§ **Task objective**
From the entries that follow, list every line in which the string "federal" appears.

--- begin Entries ---

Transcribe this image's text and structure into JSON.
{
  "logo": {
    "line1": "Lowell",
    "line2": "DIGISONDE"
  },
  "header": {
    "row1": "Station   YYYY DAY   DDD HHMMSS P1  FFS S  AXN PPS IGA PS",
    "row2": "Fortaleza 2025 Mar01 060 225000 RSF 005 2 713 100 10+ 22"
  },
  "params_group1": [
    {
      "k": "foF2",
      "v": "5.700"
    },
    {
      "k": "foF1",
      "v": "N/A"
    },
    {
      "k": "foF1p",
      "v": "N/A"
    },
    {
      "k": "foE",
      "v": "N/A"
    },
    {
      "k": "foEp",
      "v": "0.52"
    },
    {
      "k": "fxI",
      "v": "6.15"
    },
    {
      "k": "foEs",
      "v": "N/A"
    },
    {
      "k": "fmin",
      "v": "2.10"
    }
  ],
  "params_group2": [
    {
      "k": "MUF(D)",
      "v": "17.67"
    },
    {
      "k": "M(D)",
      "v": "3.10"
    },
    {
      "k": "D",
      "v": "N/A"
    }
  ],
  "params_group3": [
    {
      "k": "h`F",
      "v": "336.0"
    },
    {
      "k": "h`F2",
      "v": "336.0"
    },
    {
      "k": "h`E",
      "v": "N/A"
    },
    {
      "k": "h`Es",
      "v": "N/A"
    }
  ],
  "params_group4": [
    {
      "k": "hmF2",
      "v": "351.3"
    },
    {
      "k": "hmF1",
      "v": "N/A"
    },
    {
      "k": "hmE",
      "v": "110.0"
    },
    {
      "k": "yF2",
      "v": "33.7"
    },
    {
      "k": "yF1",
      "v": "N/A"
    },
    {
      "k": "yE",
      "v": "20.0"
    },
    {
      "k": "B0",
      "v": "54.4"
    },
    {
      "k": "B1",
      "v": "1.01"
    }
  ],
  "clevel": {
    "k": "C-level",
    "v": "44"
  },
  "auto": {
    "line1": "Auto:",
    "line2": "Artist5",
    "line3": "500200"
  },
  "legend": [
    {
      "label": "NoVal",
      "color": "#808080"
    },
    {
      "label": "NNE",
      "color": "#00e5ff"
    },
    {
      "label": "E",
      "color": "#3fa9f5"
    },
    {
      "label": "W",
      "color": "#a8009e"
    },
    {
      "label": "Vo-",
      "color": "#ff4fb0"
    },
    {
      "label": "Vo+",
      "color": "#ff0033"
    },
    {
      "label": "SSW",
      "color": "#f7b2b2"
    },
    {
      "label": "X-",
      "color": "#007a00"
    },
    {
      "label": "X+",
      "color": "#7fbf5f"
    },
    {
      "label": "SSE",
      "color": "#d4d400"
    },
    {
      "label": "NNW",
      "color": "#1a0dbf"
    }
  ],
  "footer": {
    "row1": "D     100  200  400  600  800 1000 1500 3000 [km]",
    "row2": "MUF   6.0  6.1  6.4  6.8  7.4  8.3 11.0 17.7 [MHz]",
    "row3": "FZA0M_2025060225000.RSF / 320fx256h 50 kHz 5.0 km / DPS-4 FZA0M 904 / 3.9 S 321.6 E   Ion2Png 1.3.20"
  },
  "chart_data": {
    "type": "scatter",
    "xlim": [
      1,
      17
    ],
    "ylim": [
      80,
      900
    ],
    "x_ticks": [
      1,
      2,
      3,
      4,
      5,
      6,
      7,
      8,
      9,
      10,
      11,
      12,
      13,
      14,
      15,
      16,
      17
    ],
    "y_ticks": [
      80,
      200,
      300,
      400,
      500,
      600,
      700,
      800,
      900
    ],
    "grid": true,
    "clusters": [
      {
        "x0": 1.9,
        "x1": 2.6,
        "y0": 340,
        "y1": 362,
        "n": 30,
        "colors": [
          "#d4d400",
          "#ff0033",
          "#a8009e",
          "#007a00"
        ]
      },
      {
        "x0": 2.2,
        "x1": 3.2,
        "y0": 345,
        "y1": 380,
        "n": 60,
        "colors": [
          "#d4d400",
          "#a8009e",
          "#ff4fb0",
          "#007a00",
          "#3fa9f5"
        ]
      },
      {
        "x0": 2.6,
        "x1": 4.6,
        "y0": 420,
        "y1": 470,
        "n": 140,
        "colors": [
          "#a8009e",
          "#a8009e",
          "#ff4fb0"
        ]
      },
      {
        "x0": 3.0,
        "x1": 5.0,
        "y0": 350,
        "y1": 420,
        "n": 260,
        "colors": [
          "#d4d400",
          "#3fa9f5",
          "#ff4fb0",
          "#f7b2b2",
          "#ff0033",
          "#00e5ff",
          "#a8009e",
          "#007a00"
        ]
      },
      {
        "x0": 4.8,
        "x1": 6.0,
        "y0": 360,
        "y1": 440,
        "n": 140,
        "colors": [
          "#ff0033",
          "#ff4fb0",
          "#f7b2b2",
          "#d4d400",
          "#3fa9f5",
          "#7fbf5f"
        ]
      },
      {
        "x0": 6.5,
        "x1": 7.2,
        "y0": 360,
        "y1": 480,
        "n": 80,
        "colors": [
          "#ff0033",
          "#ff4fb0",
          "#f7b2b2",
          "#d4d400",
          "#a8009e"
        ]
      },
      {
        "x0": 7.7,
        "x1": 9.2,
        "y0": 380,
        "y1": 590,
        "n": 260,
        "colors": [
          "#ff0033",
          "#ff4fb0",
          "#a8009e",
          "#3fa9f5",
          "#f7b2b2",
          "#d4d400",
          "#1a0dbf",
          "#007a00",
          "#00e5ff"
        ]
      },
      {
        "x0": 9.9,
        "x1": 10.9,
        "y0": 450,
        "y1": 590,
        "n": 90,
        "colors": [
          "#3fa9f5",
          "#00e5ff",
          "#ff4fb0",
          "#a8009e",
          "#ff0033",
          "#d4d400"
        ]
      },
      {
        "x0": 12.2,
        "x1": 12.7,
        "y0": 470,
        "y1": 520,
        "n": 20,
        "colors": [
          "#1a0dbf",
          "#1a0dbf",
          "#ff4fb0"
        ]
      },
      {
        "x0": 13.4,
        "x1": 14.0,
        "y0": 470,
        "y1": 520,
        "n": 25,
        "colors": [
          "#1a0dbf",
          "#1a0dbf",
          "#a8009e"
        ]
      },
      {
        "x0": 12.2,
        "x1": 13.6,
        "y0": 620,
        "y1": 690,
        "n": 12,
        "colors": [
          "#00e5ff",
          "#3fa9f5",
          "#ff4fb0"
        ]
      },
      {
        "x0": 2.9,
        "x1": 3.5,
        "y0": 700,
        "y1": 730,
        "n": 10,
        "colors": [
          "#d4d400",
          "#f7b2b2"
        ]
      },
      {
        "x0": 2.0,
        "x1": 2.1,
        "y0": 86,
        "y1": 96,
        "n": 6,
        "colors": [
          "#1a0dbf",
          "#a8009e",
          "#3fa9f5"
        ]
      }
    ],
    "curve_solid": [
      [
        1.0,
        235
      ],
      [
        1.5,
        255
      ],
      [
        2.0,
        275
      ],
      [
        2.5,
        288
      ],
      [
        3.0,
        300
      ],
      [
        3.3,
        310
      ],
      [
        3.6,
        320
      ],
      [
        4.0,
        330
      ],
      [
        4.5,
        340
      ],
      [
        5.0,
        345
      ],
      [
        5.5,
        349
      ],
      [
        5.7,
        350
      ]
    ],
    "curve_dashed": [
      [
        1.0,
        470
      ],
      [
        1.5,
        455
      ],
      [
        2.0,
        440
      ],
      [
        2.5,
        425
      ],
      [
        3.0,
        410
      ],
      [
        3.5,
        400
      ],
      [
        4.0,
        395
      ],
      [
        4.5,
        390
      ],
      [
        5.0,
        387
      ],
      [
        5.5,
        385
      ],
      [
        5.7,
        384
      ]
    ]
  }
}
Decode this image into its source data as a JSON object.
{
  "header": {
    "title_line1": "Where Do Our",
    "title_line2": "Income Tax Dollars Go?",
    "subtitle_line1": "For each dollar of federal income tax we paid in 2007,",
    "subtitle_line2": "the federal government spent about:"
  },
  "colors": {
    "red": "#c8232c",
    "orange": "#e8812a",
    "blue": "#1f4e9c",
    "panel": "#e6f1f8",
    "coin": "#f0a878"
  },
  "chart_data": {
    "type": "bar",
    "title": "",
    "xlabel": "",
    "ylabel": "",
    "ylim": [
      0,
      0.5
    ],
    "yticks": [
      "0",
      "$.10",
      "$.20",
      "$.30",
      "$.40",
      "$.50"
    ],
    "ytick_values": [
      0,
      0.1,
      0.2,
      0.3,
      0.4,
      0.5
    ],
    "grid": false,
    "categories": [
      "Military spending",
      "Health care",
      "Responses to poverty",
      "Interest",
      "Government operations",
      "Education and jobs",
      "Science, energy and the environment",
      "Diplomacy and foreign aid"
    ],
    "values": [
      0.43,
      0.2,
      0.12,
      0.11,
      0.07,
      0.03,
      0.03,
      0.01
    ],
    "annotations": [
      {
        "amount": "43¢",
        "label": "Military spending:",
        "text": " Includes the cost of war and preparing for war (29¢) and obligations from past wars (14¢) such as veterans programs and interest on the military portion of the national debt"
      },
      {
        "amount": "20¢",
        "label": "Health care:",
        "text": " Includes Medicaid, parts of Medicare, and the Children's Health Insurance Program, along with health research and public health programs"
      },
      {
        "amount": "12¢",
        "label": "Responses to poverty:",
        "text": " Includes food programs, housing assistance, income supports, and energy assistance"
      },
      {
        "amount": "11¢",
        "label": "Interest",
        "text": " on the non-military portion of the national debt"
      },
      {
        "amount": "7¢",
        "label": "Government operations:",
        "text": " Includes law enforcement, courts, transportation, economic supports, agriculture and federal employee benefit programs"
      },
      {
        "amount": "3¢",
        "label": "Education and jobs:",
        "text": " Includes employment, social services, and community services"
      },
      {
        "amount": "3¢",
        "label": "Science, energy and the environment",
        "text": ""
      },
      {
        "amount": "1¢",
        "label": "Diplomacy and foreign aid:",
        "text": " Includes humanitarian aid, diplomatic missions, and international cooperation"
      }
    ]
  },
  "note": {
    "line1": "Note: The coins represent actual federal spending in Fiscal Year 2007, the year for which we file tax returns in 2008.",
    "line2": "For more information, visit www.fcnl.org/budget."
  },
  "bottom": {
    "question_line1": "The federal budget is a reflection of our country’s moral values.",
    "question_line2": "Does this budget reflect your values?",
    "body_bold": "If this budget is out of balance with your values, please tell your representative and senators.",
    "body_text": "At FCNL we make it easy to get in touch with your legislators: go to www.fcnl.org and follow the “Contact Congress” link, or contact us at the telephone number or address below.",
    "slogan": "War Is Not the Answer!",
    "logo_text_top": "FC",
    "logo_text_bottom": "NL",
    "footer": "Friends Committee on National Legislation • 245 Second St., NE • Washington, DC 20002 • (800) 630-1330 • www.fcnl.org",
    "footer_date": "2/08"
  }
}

--- end Entries ---

§ **The output**
    "subtitle_line1": "For each dollar of federal income tax we paid in 2007,",
    "subtitle_line2": "the federal government spent about:"
        "text": " Includes law enforcement, courts, transportation, economic supports, agriculture and federal employee benefit programs"
    "line1": "Note: The coins represent actual federal spending in Fiscal Year 2007, the year for which we file tax returns in 2008.",
    "question_line1": "The federal budget is a reflection of our country’s moral values.",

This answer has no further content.